■ **Task objective**: Using the entries that follow, collect the lines where the word "JSON" appears.

■ **Stored records**:
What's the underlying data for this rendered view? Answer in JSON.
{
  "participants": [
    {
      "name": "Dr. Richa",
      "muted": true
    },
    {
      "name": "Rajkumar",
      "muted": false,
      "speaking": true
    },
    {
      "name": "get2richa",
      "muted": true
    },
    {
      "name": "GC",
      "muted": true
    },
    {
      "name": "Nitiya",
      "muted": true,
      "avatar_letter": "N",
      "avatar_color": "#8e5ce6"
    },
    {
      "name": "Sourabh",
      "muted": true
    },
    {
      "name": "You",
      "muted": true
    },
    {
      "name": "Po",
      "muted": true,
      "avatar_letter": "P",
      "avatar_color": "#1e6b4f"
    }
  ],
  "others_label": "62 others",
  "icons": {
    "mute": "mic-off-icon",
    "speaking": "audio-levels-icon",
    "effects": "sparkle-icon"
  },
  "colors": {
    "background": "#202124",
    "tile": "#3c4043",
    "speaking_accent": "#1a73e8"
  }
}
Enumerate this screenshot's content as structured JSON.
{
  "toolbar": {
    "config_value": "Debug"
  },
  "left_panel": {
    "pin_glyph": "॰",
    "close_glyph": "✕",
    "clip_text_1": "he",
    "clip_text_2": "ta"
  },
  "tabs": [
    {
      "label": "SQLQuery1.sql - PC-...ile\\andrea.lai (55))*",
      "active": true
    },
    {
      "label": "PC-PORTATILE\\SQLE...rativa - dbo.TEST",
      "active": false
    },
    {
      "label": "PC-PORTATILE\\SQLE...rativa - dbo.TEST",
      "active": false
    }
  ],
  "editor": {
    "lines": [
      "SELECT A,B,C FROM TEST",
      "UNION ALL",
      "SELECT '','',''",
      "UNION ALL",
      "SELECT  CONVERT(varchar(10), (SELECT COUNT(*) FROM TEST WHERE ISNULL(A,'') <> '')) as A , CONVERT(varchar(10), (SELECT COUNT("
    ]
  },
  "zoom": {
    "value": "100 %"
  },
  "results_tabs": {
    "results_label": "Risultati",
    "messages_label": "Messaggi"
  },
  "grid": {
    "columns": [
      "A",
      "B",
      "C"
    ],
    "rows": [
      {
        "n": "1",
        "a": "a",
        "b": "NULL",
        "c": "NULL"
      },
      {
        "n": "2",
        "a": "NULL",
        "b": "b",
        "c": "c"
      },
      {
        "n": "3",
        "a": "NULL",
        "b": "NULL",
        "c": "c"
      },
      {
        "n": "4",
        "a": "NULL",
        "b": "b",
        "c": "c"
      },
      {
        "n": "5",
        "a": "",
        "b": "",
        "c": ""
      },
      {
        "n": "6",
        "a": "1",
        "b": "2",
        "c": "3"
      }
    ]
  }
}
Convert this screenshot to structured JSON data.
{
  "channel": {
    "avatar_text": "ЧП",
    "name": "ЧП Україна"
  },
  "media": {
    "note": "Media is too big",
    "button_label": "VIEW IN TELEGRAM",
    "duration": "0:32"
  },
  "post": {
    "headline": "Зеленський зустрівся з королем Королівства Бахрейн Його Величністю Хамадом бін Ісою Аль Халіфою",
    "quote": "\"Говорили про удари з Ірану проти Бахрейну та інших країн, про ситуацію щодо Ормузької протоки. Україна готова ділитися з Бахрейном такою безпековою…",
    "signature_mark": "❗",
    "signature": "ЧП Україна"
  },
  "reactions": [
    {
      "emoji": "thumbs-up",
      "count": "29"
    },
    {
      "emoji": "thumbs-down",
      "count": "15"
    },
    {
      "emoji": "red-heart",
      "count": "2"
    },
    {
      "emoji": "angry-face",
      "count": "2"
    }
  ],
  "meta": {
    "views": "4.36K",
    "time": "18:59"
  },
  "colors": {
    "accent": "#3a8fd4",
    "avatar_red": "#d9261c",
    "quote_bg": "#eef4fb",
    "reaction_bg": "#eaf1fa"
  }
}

■ **Worked answer**:
What's the underlying data for this rendered view? Answer in JSON.
Enumerate this screenshot's content as structured JSON.
Convert this screenshot to structured JSON data.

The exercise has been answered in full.